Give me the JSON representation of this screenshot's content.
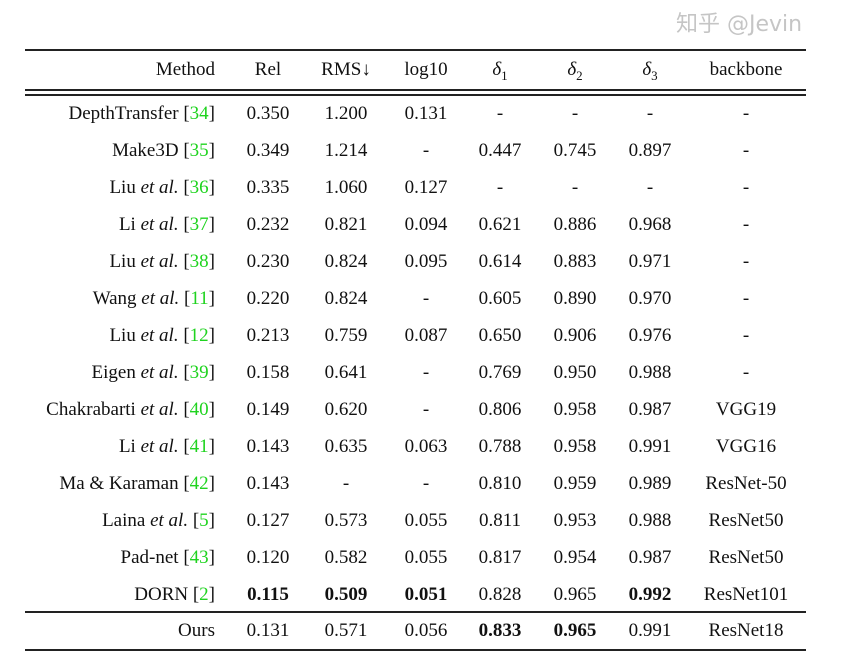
{
  "table": {
    "headers": [
      "Method",
      "Rel",
      "RMS↓",
      "log10",
      "δ1",
      "δ2",
      "δ3",
      "backbone"
    ],
    "rows": [
      {
        "method": "DepthTransfer",
        "etal": false,
        "cite": "34",
        "values": [
          "0.350",
          "1.200",
          "0.131",
          "-",
          "-",
          "-",
          "-"
        ],
        "bold": []
      },
      {
        "method": "Make3D",
        "etal": false,
        "cite": "35",
        "values": [
          "0.349",
          "1.214",
          "-",
          "0.447",
          "0.745",
          "0.897",
          "-"
        ],
        "bold": []
      },
      {
        "method": "Liu",
        "etal": true,
        "cite": "36",
        "values": [
          "0.335",
          "1.060",
          "0.127",
          "-",
          "-",
          "-",
          "-"
        ],
        "bold": []
      },
      {
        "method": "Li",
        "etal": true,
        "cite": "37",
        "values": [
          "0.232",
          "0.821",
          "0.094",
          "0.621",
          "0.886",
          "0.968",
          "-"
        ],
        "bold": []
      },
      {
        "method": "Liu",
        "etal": true,
        "cite": "38",
        "values": [
          "0.230",
          "0.824",
          "0.095",
          "0.614",
          "0.883",
          "0.971",
          "-"
        ],
        "bold": []
      },
      {
        "method": "Wang",
        "etal": true,
        "cite": "11",
        "values": [
          "0.220",
          "0.824",
          "-",
          "0.605",
          "0.890",
          "0.970",
          "-"
        ],
        "bold": []
      },
      {
        "method": "Liu",
        "etal": true,
        "cite": "12",
        "values": [
          "0.213",
          "0.759",
          "0.087",
          "0.650",
          "0.906",
          "0.976",
          "-"
        ],
        "bold": []
      },
      {
        "method": "Eigen",
        "etal": true,
        "cite": "39",
        "values": [
          "0.158",
          "0.641",
          "-",
          "0.769",
          "0.950",
          "0.988",
          "-"
        ],
        "bold": []
      },
      {
        "method": "Chakrabarti",
        "etal": true,
        "cite": "40",
        "values": [
          "0.149",
          "0.620",
          "-",
          "0.806",
          "0.958",
          "0.987",
          "VGG19"
        ],
        "bold": []
      },
      {
        "method": "Li",
        "etal": true,
        "cite": "41",
        "values": [
          "0.143",
          "0.635",
          "0.063",
          "0.788",
          "0.958",
          "0.991",
          "VGG16"
        ],
        "bold": []
      },
      {
        "method": "Ma & Karaman",
        "etal": false,
        "cite": "42",
        "values": [
          "0.143",
          "-",
          "-",
          "0.810",
          "0.959",
          "0.989",
          "ResNet-50"
        ],
        "bold": []
      },
      {
        "method": "Laina",
        "etal": true,
        "cite": "5",
        "values": [
          "0.127",
          "0.573",
          "0.055",
          "0.811",
          "0.953",
          "0.988",
          "ResNet50"
        ],
        "bold": []
      },
      {
        "method": "Pad-net",
        "etal": false,
        "cite": "43",
        "values": [
          "0.120",
          "0.582",
          "0.055",
          "0.817",
          "0.954",
          "0.987",
          "ResNet50"
        ],
        "bold": []
      },
      {
        "method": "DORN ",
        "etal": false,
        "cite": "2",
        "values": [
          "0.115",
          "0.509",
          "0.051",
          "0.828",
          "0.965",
          "0.992",
          "ResNet101"
        ],
        "bold": [
          0,
          1,
          2,
          5
        ]
      },
      {
        "method": "Ours",
        "etal": false,
        "cite": "",
        "values": [
          "0.131",
          "0.571",
          "0.056",
          "0.833",
          "0.965",
          "0.991",
          "ResNet18"
        ],
        "bold": [
          3,
          4
        ]
      }
    ],
    "etal_text": "et al.",
    "cite_color": "#1fd31f"
  },
  "watermark": "知乎 @Jevin"
}
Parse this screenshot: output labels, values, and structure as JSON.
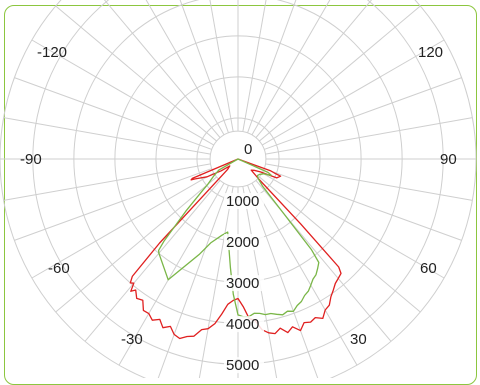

* _To do_
Tally the lines in the entries above that hold the word "screenshot". Reply with nothing but that count.

* _The response_
2